Work out how many lines have "JSON" in them. Give only that number.

— Begin —

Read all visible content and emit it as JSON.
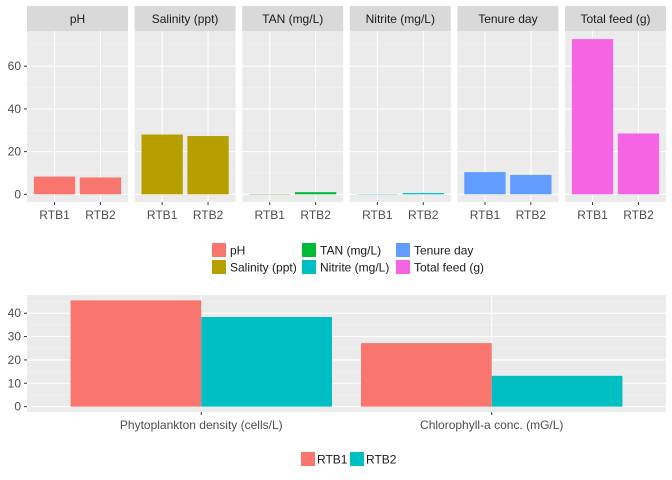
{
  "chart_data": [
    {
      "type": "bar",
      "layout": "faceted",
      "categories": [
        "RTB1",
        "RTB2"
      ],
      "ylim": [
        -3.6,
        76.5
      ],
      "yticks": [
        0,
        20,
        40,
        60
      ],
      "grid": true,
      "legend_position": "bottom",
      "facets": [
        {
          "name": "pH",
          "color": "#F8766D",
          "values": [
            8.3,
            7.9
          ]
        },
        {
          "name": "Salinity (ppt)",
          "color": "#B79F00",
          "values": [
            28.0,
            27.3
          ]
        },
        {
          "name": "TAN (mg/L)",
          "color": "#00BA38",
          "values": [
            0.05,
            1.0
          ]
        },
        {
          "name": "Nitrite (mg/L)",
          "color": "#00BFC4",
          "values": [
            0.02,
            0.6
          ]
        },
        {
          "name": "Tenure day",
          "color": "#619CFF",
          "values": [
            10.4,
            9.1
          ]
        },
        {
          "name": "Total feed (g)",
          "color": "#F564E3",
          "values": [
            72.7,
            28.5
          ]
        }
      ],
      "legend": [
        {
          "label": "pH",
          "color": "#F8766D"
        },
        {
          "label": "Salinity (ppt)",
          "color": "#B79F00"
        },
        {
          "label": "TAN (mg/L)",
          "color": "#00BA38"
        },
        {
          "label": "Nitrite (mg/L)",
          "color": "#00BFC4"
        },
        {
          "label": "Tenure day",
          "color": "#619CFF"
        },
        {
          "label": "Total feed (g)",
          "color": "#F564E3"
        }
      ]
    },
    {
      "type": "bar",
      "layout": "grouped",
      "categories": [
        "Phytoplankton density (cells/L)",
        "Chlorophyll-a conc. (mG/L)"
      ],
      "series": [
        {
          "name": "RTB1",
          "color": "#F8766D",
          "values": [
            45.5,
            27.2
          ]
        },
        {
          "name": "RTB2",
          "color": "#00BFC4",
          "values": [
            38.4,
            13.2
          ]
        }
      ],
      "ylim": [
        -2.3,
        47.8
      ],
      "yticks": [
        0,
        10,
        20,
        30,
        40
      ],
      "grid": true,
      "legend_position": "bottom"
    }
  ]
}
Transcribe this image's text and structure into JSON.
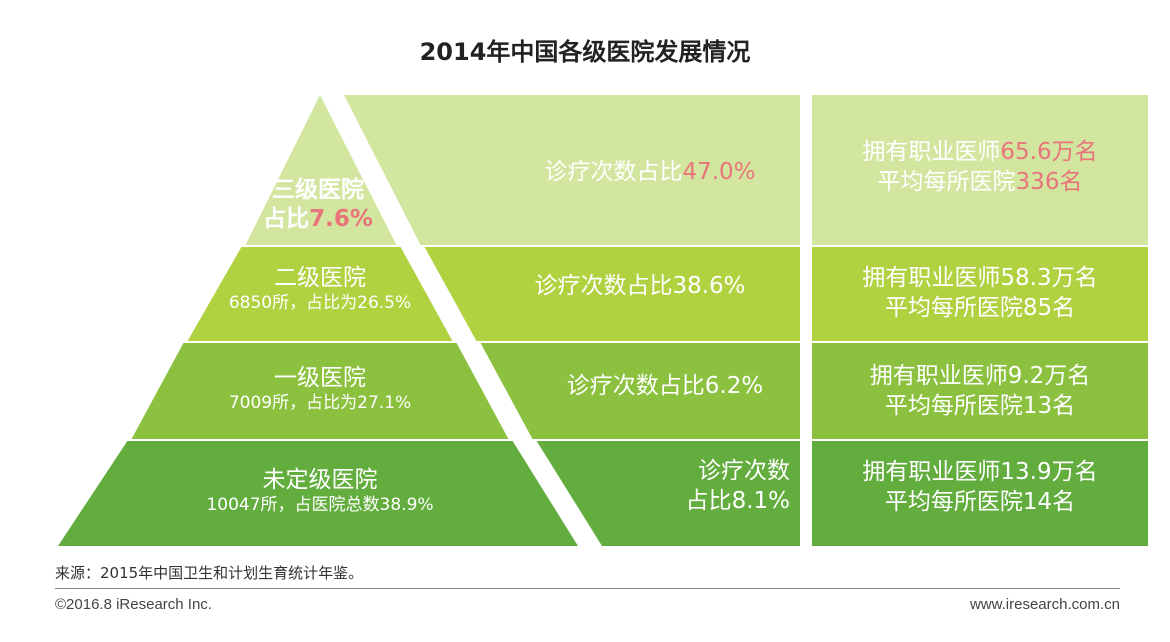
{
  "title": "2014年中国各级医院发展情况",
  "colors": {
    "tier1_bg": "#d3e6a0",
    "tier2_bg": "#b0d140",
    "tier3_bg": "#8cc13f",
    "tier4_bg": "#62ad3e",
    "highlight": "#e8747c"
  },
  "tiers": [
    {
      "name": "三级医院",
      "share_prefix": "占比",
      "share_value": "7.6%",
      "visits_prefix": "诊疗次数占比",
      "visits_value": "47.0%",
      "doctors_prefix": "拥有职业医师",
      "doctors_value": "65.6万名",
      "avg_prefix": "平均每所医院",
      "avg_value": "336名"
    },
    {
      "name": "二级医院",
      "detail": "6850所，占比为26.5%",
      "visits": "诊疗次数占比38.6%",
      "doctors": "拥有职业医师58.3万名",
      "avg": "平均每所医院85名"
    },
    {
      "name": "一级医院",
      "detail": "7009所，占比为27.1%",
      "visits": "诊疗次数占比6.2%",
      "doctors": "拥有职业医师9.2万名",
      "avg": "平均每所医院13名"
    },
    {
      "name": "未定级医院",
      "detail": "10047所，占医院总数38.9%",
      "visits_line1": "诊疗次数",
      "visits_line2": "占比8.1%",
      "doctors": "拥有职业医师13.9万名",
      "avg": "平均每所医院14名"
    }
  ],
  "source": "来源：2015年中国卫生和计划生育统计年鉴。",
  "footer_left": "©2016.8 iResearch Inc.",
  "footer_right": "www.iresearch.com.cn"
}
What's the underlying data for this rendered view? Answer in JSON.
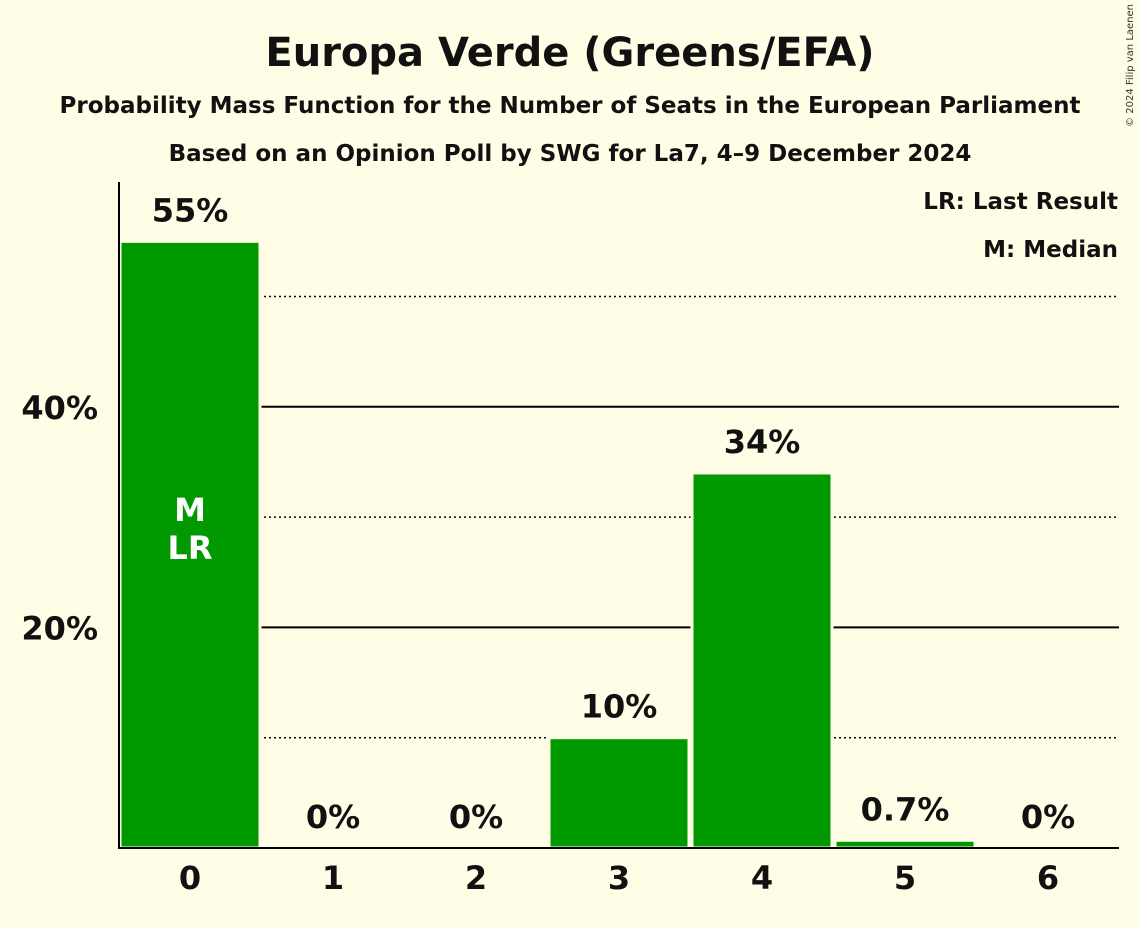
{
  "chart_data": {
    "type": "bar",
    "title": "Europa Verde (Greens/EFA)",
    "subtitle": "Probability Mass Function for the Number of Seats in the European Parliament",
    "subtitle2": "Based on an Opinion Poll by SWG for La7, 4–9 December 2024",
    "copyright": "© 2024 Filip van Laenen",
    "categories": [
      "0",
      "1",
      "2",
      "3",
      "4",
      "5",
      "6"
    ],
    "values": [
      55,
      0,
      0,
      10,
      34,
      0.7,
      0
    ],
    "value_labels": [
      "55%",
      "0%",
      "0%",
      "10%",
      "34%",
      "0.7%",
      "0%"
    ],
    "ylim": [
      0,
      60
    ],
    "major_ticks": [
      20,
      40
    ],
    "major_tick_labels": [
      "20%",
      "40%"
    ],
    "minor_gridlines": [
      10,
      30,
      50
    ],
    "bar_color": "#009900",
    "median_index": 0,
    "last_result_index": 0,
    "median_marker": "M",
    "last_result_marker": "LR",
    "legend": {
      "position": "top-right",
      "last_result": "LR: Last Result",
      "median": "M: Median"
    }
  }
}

— End —
— Begin —

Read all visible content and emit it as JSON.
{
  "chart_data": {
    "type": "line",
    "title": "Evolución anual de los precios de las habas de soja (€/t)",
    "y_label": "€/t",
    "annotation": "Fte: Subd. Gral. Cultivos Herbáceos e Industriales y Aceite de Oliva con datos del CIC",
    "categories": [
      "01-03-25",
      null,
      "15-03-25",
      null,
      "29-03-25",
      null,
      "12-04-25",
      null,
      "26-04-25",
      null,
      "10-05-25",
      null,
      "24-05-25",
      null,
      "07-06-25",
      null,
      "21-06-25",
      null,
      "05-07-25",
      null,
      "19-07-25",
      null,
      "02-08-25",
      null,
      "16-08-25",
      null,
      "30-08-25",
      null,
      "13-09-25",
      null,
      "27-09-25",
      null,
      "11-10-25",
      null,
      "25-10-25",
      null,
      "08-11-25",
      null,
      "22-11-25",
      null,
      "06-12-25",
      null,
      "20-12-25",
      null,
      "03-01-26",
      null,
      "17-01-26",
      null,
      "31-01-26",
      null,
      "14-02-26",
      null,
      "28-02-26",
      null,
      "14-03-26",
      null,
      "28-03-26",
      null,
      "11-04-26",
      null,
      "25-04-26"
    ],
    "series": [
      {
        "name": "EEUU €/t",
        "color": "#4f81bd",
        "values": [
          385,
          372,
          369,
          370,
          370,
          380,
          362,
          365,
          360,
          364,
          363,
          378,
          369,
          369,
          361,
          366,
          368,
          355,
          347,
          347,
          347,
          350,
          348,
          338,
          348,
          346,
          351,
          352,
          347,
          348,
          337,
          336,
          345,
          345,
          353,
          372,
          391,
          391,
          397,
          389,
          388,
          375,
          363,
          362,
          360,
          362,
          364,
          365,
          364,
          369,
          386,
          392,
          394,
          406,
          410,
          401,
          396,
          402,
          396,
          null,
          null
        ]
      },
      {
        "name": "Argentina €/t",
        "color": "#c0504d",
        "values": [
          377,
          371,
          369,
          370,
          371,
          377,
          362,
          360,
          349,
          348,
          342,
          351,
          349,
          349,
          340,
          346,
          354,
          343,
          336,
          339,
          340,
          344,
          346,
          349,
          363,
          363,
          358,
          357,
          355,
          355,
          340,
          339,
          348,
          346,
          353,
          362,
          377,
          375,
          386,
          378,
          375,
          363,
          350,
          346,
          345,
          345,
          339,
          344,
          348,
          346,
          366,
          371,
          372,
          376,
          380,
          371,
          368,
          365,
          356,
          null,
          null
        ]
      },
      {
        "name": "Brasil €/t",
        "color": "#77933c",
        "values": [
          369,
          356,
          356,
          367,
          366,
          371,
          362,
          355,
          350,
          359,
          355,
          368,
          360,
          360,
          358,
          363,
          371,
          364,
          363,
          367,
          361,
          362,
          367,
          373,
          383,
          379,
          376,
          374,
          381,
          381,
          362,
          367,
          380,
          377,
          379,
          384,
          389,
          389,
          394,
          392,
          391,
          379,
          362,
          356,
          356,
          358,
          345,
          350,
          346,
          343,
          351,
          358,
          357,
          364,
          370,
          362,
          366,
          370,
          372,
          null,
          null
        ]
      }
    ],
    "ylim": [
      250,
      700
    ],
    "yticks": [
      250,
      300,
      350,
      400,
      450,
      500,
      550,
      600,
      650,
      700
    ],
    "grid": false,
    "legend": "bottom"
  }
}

— End —

**Response to the exercise**
4